## Items listed in a dataset
++++++++
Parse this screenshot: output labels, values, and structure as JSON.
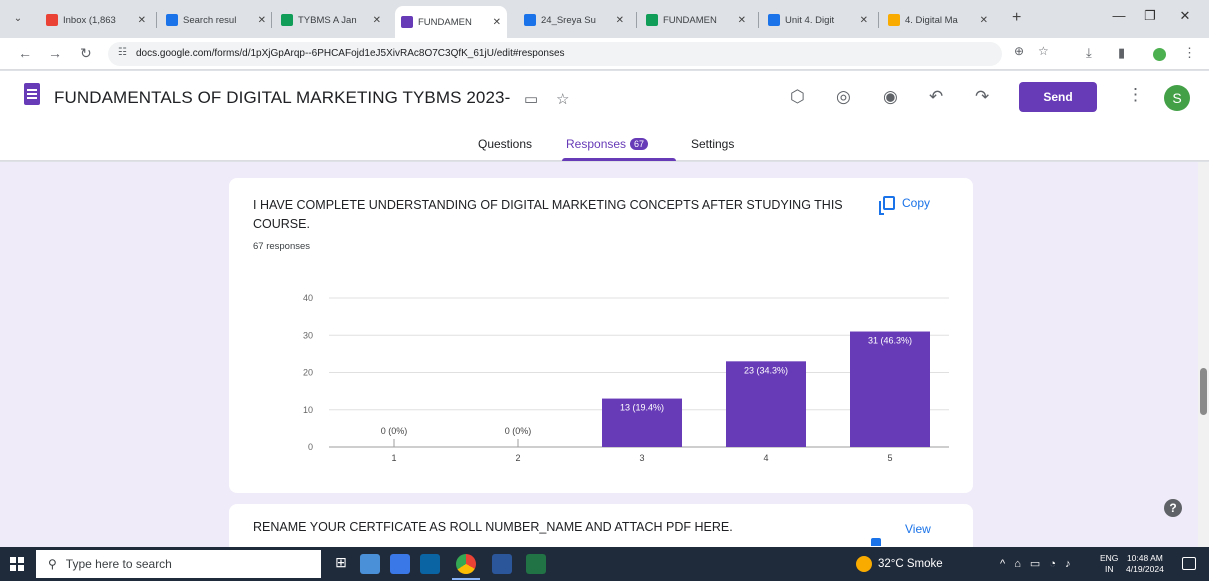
{
  "browser": {
    "tabs": [
      {
        "label": "Inbox (1,863",
        "fav_color": "#ea4335"
      },
      {
        "label": "Search resul",
        "fav_color": "#1a73e8"
      },
      {
        "label": "TYBMS A Jan",
        "fav_color": "#0f9d58"
      },
      {
        "label": "FUNDAMEN",
        "fav_color": "#673ab7",
        "active": true
      },
      {
        "label": "24_Sreya Su",
        "fav_color": "#1a73e8"
      },
      {
        "label": "FUNDAMEN",
        "fav_color": "#0f9d58"
      },
      {
        "label": "Unit 4. Digit",
        "fav_color": "#1a73e8"
      },
      {
        "label": "4. Digital Ma",
        "fav_color": "#f9ab00"
      }
    ],
    "new_tab": "+",
    "url": "docs.google.com/forms/d/1pXjGpArqp--6PHCAFojd1eJ5XivRAc8O7C3QfK_61jU/edit#responses"
  },
  "forms": {
    "title": "FUNDAMENTALS OF DIGITAL MARKETING TYBMS 2023-",
    "send_label": "Send",
    "avatar_letter": "S",
    "tabs": {
      "questions": "Questions",
      "responses": "Responses",
      "responses_count": "67",
      "settings": "Settings"
    }
  },
  "question_card": {
    "title": "I HAVE COMPLETE UNDERSTANDING OF  DIGITAL MARKETING CONCEPTS AFTER STUDYING THIS COURSE.",
    "copy_label": "Copy",
    "responses_text": "67 responses"
  },
  "chart_data": {
    "type": "bar",
    "categories": [
      "1",
      "2",
      "3",
      "4",
      "5"
    ],
    "values": [
      0,
      0,
      13,
      23,
      31
    ],
    "data_labels": [
      "0 (0%)",
      "0 (0%)",
      "13 (19.4%)",
      "23 (34.3%)",
      "31 (46.3%)"
    ],
    "yticks": [
      0,
      10,
      20,
      30,
      40
    ],
    "ylim": [
      0,
      40
    ],
    "bar_color": "#673ab7",
    "grid": true
  },
  "question_card_2": {
    "title": "RENAME YOUR CERTFICATE AS ROLL NUMBER_NAME AND ATTACH PDF HERE.",
    "view_label": "View"
  },
  "taskbar": {
    "search_placeholder": "Type here to search",
    "weather": "32°C  Smoke",
    "lang_top": "ENG",
    "lang_bottom": "IN",
    "time": "10:48 AM",
    "date": "4/19/2024"
  }
}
++++++++
All of the material above needs to be restated exactly, with no pictures.

Parse this screenshot: output labels, values, and structure as JSON.
{
  "browser": {
    "tabs": [
      {
        "label": "Inbox (1,863",
        "fav_color": "#ea4335"
      },
      {
        "label": "Search resul",
        "fav_color": "#1a73e8"
      },
      {
        "label": "TYBMS A Jan",
        "fav_color": "#0f9d58"
      },
      {
        "label": "FUNDAMEN",
        "fav_color": "#673ab7",
        "active": true
      },
      {
        "label": "24_Sreya Su",
        "fav_color": "#1a73e8"
      },
      {
        "label": "FUNDAMEN",
        "fav_color": "#0f9d58"
      },
      {
        "label": "Unit 4. Digit",
        "fav_color": "#1a73e8"
      },
      {
        "label": "4. Digital Ma",
        "fav_color": "#f9ab00"
      }
    ],
    "new_tab": "+",
    "url": "docs.google.com/forms/d/1pXjGpArqp--6PHCAFojd1eJ5XivRAc8O7C3QfK_61jU/edit#responses"
  },
  "forms": {
    "title": "FUNDAMENTALS OF DIGITAL MARKETING TYBMS 2023-",
    "send_label": "Send",
    "avatar_letter": "S",
    "tabs": {
      "questions": "Questions",
      "responses": "Responses",
      "responses_count": "67",
      "settings": "Settings"
    }
  },
  "question_card": {
    "title": "I HAVE COMPLETE UNDERSTANDING OF  DIGITAL MARKETING CONCEPTS AFTER STUDYING THIS COURSE.",
    "copy_label": "Copy",
    "responses_text": "67 responses"
  },
  "chart_data": {
    "type": "bar",
    "categories": [
      "1",
      "2",
      "3",
      "4",
      "5"
    ],
    "values": [
      0,
      0,
      13,
      23,
      31
    ],
    "data_labels": [
      "0 (0%)",
      "0 (0%)",
      "13 (19.4%)",
      "23 (34.3%)",
      "31 (46.3%)"
    ],
    "yticks": [
      0,
      10,
      20,
      30,
      40
    ],
    "ylim": [
      0,
      40
    ],
    "bar_color": "#673ab7",
    "grid": true
  },
  "question_card_2": {
    "title": "RENAME YOUR CERTFICATE AS ROLL NUMBER_NAME AND ATTACH PDF HERE.",
    "view_label": "View"
  },
  "taskbar": {
    "search_placeholder": "Type here to search",
    "weather": "32°C  Smoke",
    "lang_top": "ENG",
    "lang_bottom": "IN",
    "time": "10:48 AM",
    "date": "4/19/2024"
  }
}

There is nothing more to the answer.